## WRITTEN INSTRUCTION:
Check each line of the material below for "Fuels", then copy the ones that contain it.
::::::::::
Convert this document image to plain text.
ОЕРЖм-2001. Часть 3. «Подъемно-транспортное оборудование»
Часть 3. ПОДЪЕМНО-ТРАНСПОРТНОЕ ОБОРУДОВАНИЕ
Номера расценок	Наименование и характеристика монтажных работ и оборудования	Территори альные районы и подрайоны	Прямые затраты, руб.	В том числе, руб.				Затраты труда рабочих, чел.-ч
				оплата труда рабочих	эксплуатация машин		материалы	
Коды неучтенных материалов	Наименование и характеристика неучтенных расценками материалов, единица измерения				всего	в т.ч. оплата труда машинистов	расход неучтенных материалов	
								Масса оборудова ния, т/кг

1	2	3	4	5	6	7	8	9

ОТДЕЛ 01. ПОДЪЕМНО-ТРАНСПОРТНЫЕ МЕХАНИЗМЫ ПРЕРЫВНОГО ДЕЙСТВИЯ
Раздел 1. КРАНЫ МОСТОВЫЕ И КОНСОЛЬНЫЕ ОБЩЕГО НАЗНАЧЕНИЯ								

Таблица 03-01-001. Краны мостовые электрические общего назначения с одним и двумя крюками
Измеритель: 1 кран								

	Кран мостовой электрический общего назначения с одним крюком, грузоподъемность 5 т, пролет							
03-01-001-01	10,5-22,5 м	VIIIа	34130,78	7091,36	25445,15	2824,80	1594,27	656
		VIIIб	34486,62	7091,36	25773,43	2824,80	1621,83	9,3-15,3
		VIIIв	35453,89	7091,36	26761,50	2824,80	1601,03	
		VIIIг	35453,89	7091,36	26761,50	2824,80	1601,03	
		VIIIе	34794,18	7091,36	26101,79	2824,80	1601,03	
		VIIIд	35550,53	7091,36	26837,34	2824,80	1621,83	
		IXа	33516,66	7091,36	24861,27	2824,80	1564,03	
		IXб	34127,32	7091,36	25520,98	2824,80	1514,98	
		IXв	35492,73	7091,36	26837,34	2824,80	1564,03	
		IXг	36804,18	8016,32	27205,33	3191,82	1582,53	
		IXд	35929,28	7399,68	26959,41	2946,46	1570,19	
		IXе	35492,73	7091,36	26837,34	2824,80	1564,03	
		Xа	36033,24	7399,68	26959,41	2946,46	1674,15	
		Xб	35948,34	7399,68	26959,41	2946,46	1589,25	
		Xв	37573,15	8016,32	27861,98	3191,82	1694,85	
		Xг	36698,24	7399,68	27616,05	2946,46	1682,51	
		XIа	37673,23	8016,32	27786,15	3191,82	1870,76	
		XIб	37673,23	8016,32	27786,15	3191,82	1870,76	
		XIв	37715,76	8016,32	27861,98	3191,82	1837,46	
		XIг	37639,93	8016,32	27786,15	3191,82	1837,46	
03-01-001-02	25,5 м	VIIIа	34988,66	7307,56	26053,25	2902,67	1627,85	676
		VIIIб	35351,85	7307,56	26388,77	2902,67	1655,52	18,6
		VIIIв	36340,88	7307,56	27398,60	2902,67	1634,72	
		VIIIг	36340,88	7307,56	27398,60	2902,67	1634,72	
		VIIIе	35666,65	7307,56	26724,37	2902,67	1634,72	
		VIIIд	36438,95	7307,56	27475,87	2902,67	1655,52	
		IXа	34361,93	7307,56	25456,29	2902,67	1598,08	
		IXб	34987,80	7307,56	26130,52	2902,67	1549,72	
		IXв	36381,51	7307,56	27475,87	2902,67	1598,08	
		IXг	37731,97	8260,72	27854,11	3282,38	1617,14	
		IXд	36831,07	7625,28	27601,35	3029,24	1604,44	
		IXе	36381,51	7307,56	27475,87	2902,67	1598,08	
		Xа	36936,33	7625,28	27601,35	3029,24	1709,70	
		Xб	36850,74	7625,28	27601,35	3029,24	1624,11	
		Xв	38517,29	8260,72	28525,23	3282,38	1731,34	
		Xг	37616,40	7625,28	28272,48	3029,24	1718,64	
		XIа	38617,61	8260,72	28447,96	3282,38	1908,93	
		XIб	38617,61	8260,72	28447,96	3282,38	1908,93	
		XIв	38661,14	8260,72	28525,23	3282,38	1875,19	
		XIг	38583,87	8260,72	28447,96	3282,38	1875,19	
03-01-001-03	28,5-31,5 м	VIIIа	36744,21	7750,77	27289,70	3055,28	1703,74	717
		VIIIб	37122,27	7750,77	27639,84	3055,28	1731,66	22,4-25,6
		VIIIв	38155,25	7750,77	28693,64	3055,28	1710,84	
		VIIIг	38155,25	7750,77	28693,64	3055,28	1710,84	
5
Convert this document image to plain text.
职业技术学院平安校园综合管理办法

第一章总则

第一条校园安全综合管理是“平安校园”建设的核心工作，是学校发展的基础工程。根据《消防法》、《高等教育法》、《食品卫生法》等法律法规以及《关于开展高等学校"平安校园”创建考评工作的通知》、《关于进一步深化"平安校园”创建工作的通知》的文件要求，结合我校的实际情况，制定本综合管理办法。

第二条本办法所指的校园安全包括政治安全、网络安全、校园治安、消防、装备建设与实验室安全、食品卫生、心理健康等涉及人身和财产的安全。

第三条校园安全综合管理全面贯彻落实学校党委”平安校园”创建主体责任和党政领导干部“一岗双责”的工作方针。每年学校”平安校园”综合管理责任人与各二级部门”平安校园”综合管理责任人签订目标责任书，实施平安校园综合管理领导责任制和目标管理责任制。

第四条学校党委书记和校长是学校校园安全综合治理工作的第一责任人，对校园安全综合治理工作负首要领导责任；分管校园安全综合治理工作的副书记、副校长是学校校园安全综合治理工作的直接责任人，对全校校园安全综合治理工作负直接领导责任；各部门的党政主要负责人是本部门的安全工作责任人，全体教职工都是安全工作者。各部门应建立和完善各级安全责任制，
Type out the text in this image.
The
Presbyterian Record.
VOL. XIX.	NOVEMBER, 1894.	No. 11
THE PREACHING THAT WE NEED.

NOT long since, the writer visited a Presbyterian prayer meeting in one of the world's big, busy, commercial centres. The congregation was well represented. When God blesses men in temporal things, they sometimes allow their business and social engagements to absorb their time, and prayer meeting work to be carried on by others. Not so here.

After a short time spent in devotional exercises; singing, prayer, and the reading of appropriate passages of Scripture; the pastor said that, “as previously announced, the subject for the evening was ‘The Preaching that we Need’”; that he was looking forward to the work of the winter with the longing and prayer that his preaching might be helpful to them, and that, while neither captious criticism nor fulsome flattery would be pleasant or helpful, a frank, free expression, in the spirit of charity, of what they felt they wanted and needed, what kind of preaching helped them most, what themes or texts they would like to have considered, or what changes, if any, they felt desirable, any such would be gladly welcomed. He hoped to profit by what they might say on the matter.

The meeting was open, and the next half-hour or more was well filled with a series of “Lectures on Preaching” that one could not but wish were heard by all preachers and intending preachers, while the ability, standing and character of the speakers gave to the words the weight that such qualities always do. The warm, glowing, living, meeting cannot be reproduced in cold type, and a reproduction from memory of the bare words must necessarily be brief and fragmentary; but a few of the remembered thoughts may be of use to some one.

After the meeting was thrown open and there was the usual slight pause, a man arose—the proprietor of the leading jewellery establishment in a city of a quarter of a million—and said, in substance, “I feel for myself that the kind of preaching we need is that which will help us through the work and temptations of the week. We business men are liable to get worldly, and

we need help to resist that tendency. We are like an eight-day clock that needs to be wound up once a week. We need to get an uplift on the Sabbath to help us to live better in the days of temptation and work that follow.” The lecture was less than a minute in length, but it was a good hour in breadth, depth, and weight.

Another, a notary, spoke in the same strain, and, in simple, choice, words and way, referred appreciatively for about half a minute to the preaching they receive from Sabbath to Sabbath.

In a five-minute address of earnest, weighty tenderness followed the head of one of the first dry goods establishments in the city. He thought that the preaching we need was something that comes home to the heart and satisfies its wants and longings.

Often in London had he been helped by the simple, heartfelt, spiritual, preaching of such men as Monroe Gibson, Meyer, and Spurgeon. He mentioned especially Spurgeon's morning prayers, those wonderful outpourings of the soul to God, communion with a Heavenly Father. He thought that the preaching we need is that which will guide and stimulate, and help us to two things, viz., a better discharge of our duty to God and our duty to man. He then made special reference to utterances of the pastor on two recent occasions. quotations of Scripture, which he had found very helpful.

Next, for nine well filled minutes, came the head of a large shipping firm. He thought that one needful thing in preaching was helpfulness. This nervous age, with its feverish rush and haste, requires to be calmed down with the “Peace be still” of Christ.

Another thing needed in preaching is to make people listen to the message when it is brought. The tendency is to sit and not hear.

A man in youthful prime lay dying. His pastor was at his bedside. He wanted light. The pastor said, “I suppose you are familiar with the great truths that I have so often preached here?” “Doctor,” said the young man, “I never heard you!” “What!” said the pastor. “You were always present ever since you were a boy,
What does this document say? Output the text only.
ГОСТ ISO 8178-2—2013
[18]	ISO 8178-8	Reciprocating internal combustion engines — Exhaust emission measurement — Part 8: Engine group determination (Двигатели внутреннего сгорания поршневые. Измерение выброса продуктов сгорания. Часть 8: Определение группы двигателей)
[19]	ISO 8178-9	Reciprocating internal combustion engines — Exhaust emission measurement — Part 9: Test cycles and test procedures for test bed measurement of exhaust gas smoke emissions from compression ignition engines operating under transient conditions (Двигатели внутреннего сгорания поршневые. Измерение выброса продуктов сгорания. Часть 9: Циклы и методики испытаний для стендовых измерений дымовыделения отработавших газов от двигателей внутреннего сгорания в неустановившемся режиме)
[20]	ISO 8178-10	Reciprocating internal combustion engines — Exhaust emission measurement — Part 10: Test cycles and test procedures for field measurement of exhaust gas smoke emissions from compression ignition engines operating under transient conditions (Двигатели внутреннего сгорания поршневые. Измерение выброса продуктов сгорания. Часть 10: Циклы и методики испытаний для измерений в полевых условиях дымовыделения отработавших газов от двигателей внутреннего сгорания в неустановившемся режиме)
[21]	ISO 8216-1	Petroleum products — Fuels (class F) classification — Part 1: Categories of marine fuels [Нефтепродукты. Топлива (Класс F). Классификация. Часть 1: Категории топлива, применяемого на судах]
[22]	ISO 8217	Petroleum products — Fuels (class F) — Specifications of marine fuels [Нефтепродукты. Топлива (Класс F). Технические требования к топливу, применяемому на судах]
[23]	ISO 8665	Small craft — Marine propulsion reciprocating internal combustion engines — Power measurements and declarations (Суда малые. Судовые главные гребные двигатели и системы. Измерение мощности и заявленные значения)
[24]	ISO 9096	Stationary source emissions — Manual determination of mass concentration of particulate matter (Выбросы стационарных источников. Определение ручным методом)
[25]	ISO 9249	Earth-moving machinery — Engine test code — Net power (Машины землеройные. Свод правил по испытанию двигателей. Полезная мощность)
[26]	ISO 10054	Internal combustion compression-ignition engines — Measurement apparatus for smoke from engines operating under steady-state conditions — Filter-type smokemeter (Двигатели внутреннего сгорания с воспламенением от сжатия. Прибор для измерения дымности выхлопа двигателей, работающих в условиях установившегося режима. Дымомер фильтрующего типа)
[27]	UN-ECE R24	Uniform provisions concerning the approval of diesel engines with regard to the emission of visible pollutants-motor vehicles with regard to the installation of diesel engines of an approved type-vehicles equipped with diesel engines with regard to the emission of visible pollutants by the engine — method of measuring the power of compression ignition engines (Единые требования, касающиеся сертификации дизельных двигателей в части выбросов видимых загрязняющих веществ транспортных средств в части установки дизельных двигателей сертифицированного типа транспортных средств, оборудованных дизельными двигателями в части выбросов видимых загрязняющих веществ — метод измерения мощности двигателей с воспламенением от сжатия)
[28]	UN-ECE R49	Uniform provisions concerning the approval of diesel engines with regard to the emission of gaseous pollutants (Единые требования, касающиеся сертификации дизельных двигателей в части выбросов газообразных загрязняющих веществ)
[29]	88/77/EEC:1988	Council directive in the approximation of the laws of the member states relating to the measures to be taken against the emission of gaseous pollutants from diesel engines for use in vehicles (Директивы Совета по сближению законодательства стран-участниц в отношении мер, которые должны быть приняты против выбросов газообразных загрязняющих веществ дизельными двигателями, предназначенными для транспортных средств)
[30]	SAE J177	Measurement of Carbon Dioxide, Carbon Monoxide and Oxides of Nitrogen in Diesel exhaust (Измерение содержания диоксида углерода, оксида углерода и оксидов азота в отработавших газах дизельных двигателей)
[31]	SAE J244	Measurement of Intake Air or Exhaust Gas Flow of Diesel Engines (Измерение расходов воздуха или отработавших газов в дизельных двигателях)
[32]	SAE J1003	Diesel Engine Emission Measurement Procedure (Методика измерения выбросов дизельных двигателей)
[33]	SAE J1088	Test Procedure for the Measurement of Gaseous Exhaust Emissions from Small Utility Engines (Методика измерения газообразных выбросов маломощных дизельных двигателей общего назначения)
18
::::::::::
## COMPLETED TASK:
[21]	ISO 8216-1	Petroleum products — Fuels (class F) classification — Part 1: Categories of marine fuels [Нефтепродукты. Топлива (Класс F). Классификация. Часть 1: Категории топлива, применяемого на судах]
[22]	ISO 8217	Petroleum products — Fuels (class F) — Specifications of marine fuels [Нефтепродукты. Топлива (Класс F). Технические требования к топливу, применяемому на судах]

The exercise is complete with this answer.